• [Task description]: Your answer should hold all lines of the entries that include the word "panel".

• [Provided data]:
• • •

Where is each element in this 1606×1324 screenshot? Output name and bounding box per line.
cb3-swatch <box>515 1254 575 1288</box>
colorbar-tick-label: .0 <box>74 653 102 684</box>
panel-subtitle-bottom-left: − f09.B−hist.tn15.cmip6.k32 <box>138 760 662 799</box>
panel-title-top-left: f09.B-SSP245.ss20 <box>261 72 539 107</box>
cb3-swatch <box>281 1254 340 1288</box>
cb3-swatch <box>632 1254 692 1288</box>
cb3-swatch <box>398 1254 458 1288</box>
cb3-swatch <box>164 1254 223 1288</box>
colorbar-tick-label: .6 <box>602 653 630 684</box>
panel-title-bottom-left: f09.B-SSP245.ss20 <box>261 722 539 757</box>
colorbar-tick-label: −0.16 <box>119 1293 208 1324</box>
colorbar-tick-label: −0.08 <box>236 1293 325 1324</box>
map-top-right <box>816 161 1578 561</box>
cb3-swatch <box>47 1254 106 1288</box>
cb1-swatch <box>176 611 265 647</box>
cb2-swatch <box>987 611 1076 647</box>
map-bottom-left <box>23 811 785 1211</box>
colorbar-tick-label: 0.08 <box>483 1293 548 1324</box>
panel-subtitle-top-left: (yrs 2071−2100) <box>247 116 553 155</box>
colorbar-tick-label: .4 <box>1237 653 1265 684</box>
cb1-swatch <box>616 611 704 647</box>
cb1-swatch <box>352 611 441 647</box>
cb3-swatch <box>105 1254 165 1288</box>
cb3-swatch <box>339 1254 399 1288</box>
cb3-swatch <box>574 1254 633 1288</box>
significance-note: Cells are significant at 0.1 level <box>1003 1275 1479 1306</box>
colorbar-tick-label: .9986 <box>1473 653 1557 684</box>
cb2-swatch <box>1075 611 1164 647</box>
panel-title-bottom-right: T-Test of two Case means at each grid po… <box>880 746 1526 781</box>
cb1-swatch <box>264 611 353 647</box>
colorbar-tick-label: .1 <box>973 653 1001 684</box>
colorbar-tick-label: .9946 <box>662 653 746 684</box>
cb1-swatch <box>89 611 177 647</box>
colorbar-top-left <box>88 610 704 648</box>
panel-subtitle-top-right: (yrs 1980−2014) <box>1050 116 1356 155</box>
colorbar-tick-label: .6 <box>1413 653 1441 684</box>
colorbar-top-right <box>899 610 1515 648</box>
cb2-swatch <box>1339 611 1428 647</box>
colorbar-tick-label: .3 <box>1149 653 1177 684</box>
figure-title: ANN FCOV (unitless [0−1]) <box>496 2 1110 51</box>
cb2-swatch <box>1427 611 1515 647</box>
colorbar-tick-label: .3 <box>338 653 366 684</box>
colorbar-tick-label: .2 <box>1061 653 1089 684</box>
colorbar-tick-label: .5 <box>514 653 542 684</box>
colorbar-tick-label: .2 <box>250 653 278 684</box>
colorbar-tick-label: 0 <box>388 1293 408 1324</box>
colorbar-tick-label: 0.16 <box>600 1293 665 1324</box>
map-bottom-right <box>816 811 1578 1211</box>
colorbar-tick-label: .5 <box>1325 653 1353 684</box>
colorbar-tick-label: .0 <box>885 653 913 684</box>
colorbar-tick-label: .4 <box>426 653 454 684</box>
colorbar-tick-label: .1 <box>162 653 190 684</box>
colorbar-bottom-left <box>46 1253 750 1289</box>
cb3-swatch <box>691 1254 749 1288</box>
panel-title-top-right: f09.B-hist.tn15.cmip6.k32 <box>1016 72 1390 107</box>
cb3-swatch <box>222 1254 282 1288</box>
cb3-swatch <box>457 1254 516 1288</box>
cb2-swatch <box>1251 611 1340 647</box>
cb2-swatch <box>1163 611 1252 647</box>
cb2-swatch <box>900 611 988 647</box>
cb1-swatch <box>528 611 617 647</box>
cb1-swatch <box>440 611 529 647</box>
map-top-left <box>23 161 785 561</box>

• • •

• [Response area]:
panel-subtitle-bottom-left: − f09.B−hist.tn15.cmip6.k32 <box>138 760 662 799</box>
panel-title-top-left: f09.B-SSP245.ss20 <box>261 72 539 107</box>
panel-title-bottom-left: f09.B-SSP245.ss20 <box>261 722 539 757</box>
panel-subtitle-top-left: (yrs 2071−2100) <box>247 116 553 155</box>
panel-title-bottom-right: T-Test of two Case means at each grid po… <box>880 746 1526 781</box>
panel-subtitle-top-right: (yrs 1980−2014) <box>1050 116 1356 155</box>
panel-title-top-right: f09.B-hist.tn15.cmip6.k32 <box>1016 72 1390 107</box>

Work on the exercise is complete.